A run of records
====
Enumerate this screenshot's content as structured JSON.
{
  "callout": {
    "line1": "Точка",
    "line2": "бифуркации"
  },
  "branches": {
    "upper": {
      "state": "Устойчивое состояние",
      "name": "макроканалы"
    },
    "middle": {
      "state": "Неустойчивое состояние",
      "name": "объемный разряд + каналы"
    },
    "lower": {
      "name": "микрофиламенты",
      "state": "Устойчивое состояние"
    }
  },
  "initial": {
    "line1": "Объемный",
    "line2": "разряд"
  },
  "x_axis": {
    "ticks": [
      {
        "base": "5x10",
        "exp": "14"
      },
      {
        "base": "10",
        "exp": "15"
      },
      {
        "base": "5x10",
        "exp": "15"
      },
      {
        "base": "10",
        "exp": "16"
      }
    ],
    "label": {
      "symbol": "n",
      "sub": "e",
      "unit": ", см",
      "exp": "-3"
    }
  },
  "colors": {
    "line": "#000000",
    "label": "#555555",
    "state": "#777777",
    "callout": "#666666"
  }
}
====
Task to carry out
Extract all lines that hold the word "состояние".

Correct result
      "state": "Устойчивое состояние",
      "state": "Неустойчивое состояние",
      "state": "Устойчивое состояние"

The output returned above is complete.